All of the data needs to be repeated exactly.
--- BEGIN EXTRACTED RECORDS ---
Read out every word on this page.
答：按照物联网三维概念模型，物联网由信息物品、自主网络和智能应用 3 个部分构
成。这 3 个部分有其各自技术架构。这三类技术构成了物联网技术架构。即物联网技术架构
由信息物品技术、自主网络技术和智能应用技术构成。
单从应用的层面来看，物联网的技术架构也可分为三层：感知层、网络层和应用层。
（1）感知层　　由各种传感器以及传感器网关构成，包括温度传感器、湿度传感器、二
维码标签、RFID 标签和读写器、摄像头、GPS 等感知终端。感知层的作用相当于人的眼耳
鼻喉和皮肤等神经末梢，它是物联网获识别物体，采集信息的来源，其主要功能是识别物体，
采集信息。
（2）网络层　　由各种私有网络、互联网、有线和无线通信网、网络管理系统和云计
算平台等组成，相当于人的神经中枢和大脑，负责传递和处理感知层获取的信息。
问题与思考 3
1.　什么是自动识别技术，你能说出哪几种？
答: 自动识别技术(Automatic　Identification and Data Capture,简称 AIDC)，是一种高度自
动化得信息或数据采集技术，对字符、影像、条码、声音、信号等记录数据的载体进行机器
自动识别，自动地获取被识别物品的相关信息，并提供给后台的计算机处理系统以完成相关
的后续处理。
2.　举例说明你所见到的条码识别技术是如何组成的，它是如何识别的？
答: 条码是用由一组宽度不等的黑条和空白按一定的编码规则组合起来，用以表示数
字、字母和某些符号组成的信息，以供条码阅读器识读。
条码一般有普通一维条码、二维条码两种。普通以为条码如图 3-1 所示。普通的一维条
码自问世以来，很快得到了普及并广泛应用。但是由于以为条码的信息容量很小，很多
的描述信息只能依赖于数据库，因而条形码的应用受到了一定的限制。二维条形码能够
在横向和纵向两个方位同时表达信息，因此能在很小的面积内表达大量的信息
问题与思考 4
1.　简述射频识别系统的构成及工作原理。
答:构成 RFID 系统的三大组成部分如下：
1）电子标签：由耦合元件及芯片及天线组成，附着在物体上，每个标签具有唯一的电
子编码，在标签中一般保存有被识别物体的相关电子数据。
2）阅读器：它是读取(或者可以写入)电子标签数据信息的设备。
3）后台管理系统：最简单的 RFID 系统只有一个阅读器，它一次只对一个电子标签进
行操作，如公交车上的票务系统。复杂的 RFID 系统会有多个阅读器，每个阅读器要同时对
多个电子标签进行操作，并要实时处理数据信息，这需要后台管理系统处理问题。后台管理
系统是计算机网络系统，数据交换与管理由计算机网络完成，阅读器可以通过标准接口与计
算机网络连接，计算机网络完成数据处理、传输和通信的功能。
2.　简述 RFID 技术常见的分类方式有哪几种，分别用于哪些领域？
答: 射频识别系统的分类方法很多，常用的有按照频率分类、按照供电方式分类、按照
--- END EXTRACTED RECORDS ---
▶ SOLUTION FOR THIS EXERCISE:
Read out every word on this page.
答：按照物联网三维概念模型，物联网由信息物品、自主网络和智能应用 3 个部分构
成。这 3 个部分有其各自技术架构。这三类技术构成了物联网技术架构。即物联网技术架构
由信息物品技术、自主网络技术和智能应用技术构成。
单从应用的层面来看，物联网的技术架构也可分为三层：感知层、网络层和应用层。
（1）感知层　　由各种传感器以及传感器网关构成，包括温度传感器、湿度传感器、二
维码标签、RFID 标签和读写器、摄像头、GPS 等感知终端。感知层的作用相当于人的眼耳
鼻喉和皮肤等神经末梢，它是物联网获识别物体，采集信息的来源，其主要功能是识别物体，
采集信息。
（2）网络层　　由各种私有网络、互联网、有线和无线通信网、网络管理系统和云计
算平台等组成，相当于人的神经中枢和大脑，负责传递和处理感知层获取的信息。
问题与思考 3
1.　什么是自动识别技术，你能说出哪几种？
答: 自动识别技术(Automatic　Identification and Data Capture,简称 AIDC)，是一种高度自
动化得信息或数据采集技术，对字符、影像、条码、声音、信号等记录数据的载体进行机器
自动识别，自动地获取被识别物品的相关信息，并提供给后台的计算机处理系统以完成相关
的后续处理。
2.　举例说明你所见到的条码识别技术是如何组成的，它是如何识别的？
答: 条码是用由一组宽度不等的黑条和空白按一定的编码规则组合起来，用以表示数
字、字母和某些符号组成的信息，以供条码阅读器识读。
条码一般有普通一维条码、二维条码两种。普通以为条码如图 3-1 所示。普通的一维条
码自问世以来，很快得到了普及并广泛应用。但是由于以为条码的信息容量很小，很多
的描述信息只能依赖于数据库，因而条形码的应用受到了一定的限制。二维条形码能够
在横向和纵向两个方位同时表达信息，因此能在很小的面积内表达大量的信息
问题与思考 4
1.　简述射频识别系统的构成及工作原理。
答:构成 RFID 系统的三大组成部分如下：
1）电子标签：由耦合元件及芯片及天线组成，附着在物体上，每个标签具有唯一的电
子编码，在标签中一般保存有被识别物体的相关电子数据。
2）阅读器：它是读取(或者可以写入)电子标签数据信息的设备。
3）后台管理系统：最简单的 RFID 系统只有一个阅读器，它一次只对一个电子标签进
行操作，如公交车上的票务系统。复杂的 RFID 系统会有多个阅读器，每个阅读器要同时对
多个电子标签进行操作，并要实时处理数据信息，这需要后台管理系统处理问题。后台管理
系统是计算机网络系统，数据交换与管理由计算机网络完成，阅读器可以通过标准接口与计
算机网络连接，计算机网络完成数据处理、传输和通信的功能。
2.　简述 RFID 技术常见的分类方式有哪几种，分别用于哪些领域？
答: 射频识别系统的分类方法很多，常用的有按照频率分类、按照供电方式分类、按照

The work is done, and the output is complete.